**AIM OF THE EXERCISE**
Can you write out the whole listing exactly?

**SUPPLIED RECORDS**
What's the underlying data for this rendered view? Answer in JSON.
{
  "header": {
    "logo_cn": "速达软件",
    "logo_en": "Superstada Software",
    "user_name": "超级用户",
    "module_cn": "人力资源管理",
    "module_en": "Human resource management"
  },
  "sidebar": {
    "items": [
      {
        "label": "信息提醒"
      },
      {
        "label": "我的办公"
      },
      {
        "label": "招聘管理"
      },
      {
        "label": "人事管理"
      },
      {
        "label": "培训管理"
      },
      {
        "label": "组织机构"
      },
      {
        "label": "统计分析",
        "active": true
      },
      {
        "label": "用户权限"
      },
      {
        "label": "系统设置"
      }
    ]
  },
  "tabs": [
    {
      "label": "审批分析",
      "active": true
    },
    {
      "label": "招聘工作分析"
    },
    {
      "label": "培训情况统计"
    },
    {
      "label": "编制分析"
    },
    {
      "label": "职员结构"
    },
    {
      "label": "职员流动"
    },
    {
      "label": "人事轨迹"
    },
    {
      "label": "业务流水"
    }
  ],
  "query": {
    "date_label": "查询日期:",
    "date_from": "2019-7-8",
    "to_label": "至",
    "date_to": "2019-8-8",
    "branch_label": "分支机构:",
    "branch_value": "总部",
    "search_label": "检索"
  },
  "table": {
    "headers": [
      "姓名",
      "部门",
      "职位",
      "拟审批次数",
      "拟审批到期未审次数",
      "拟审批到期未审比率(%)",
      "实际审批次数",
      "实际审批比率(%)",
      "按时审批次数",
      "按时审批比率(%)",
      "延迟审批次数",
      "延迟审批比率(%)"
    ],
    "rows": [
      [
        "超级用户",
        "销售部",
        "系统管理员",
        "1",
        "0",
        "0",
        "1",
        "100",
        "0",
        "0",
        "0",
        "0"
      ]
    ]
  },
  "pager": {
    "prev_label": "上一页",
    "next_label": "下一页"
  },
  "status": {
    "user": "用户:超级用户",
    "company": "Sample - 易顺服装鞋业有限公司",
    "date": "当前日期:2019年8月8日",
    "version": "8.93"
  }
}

**THE ANSWER**
What's the underlying data for this rendered view? Answer in JSON.
{
  "header": {
    "logo_cn": "速达软件",
    "logo_en": "Superstada Software",
    "user_name": "超级用户",
    "module_cn": "人力资源管理",
    "module_en": "Human resource management"
  },
  "sidebar": {
    "items": [
      {
        "label": "信息提醒"
      },
      {
        "label": "我的办公"
      },
      {
        "label": "招聘管理"
      },
      {
        "label": "人事管理"
      },
      {
        "label": "培训管理"
      },
      {
        "label": "组织机构"
      },
      {
        "label": "统计分析",
        "active": true
      },
      {
        "label": "用户权限"
      },
      {
        "label": "系统设置"
      }
    ]
  },
  "tabs": [
    {
      "label": "审批分析",
      "active": true
    },
    {
      "label": "招聘工作分析"
    },
    {
      "label": "培训情况统计"
    },
    {
      "label": "编制分析"
    },
    {
      "label": "职员结构"
    },
    {
      "label": "职员流动"
    },
    {
      "label": "人事轨迹"
    },
    {
      "label": "业务流水"
    }
  ],
  "query": {
    "date_label": "查询日期:",
    "date_from": "2019-7-8",
    "to_label": "至",
    "date_to": "2019-8-8",
    "branch_label": "分支机构:",
    "branch_value": "总部",
    "search_label": "检索"
  },
  "table": {
    "headers": [
      "姓名",
      "部门",
      "职位",
      "拟审批次数",
      "拟审批到期未审次数",
      "拟审批到期未审比率(%)",
      "实际审批次数",
      "实际审批比率(%)",
      "按时审批次数",
      "按时审批比率(%)",
      "延迟审批次数",
      "延迟审批比率(%)"
    ],
    "rows": [
      [
        "超级用户",
        "销售部",
        "系统管理员",
        "1",
        "0",
        "0",
        "1",
        "100",
        "0",
        "0",
        "0",
        "0"
      ]
    ]
  },
  "pager": {
    "prev_label": "上一页",
    "next_label": "下一页"
  },
  "status": {
    "user": "用户:超级用户",
    "company": "Sample - 易顺服装鞋业有限公司",
    "date": "当前日期:2019年8月8日",
    "version": "8.93"
  }
}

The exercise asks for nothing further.